■ YOUR OBJECTIVE
For the entries below, how many lines include the word "MamoDB"? Give the figure and nothing more.

Recorded data:

^^^^^^^^

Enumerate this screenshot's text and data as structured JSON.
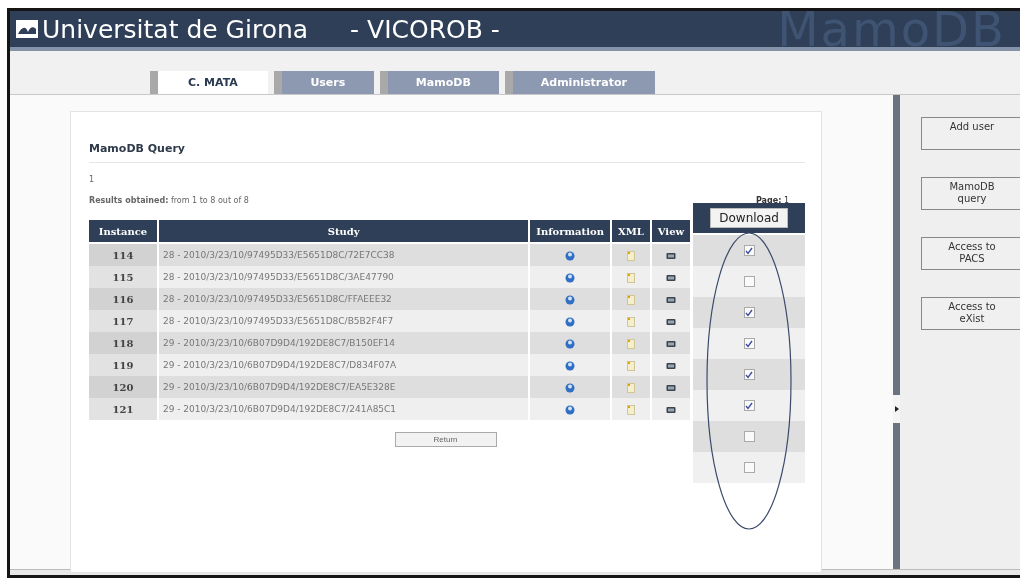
{
  "header": {
    "title": "Universitat de Girona",
    "subtitle": "- VICOROB -",
    "watermark": "MamoDB"
  },
  "tabs": [
    {
      "label": "C. MATA",
      "selected": true
    },
    {
      "label": "Users",
      "selected": false
    },
    {
      "label": "MamoDB",
      "selected": false
    },
    {
      "label": "Administrator",
      "selected": false
    }
  ],
  "query": {
    "title": "MamoDB Query",
    "line": "1",
    "results": "**Results obtained:** from 1 to 8 out of 8",
    "page": "**Page:** 1"
  },
  "table": {
    "columns": [
      "Instance",
      "Study",
      "Information",
      "XML",
      "View"
    ],
    "rows": [
      {
        "instance": "114",
        "study": "28 - 2010/3/23/10/97495D33/E5651D8C/72E7CC38"
      },
      {
        "instance": "115",
        "study": "28 - 2010/3/23/10/97495D33/E5651D8C/3AE47790"
      },
      {
        "instance": "116",
        "study": "28 - 2010/3/23/10/97495D33/E5651D8C/FFAEEE32"
      },
      {
        "instance": "117",
        "study": "28 - 2010/3/23/10/97495D33/E5651D8C/B5B2F4F7"
      },
      {
        "instance": "118",
        "study": "29 - 2010/3/23/10/6B07D9D4/192DE8C7/B150EF14"
      },
      {
        "instance": "119",
        "study": "29 - 2010/3/23/10/6B07D9D4/192DE8C7/D834F07A"
      },
      {
        "instance": "120",
        "study": "29 - 2010/3/23/10/6B07D9D4/192DE8C7/EA5E328E"
      },
      {
        "instance": "121",
        "study": "29 - 2010/3/23/10/6B07D9D4/192DE8C7/241A85C1"
      }
    ]
  },
  "return_button": "Return",
  "download": {
    "button": "Download",
    "checkboxes": [
      {
        "checked": true
      },
      {
        "checked": false
      },
      {
        "checked": true
      },
      {
        "checked": true
      },
      {
        "checked": true
      },
      {
        "checked": true
      },
      {
        "checked": false
      },
      {
        "checked": false
      }
    ]
  },
  "sidebar": {
    "buttons": [
      "Add user",
      "MamoDB query",
      "Access to PACS",
      "Access to eXist"
    ]
  }
}
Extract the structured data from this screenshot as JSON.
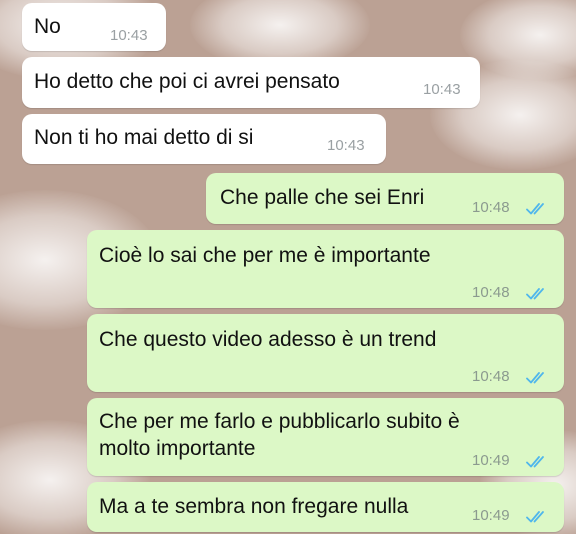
{
  "colors": {
    "wallpaper": "#bba194",
    "incoming_bubble": "#ffffff",
    "outgoing_bubble": "#dcf8c6",
    "read_ticks": "#4fb6ec"
  },
  "messages": [
    {
      "direction": "incoming",
      "text": "No",
      "time": "10:43"
    },
    {
      "direction": "incoming",
      "text": "Ho detto che poi ci avrei pensato",
      "time": "10:43"
    },
    {
      "direction": "incoming",
      "text": "Non ti ho mai detto di si",
      "time": "10:43"
    },
    {
      "direction": "outgoing",
      "text": "Che palle che sei Enri",
      "time": "10:48",
      "status_icon": "double-check-read-icon"
    },
    {
      "direction": "outgoing",
      "text": "Cioè lo sai che per me è importante",
      "time": "10:48",
      "status_icon": "double-check-read-icon"
    },
    {
      "direction": "outgoing",
      "text": "Che questo video adesso è un trend",
      "time": "10:48",
      "status_icon": "double-check-read-icon"
    },
    {
      "direction": "outgoing",
      "text": "Che per me farlo e pubblicarlo subito è molto importante",
      "time": "10:49",
      "status_icon": "double-check-read-icon"
    },
    {
      "direction": "outgoing",
      "text": "Ma a te sembra non fregare nulla",
      "time": "10:49",
      "status_icon": "double-check-read-icon"
    }
  ]
}
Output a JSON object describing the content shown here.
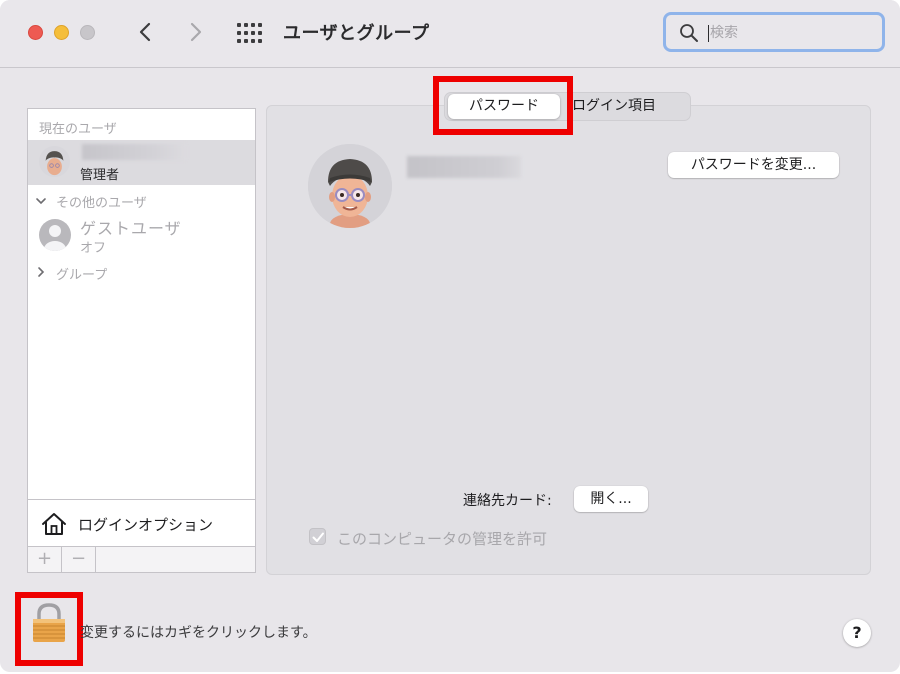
{
  "window": {
    "title": "ユーザとグループ"
  },
  "toolbar": {
    "back_icon": "chevron-left-icon",
    "forward_icon": "chevron-right-icon",
    "show_all_icon": "grid-icon"
  },
  "search": {
    "placeholder": "検索",
    "value": ""
  },
  "sidebar": {
    "current_users_label": "現在のユーザ",
    "current_user": {
      "name": "",
      "role": "管理者"
    },
    "other_users_label": "その他のユーザ",
    "guest_user": {
      "name": "ゲストユーザ",
      "status": "オフ"
    },
    "groups_label": "グループ",
    "login_options_label": "ログインオプション",
    "add_button": "+",
    "remove_button": "−"
  },
  "tabs": [
    {
      "label": "パスワード",
      "selected": true
    },
    {
      "label": "ログイン項目",
      "selected": false
    }
  ],
  "main": {
    "change_password_button": "パスワードを変更...",
    "contact_card_label": "連絡先カード:",
    "open_button": "開く...",
    "allow_admin_label": "このコンピュータの管理を許可",
    "allow_admin_checked": true
  },
  "footer": {
    "lock_text": "変更するにはカギをクリックします。",
    "help_button": "?"
  },
  "colors": {
    "highlight_box": "#ee0000",
    "search_focus": "#8fb4ea",
    "window_background": "#e8e6ea"
  }
}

^^^^^^^^

■ TASK OUTPUT
4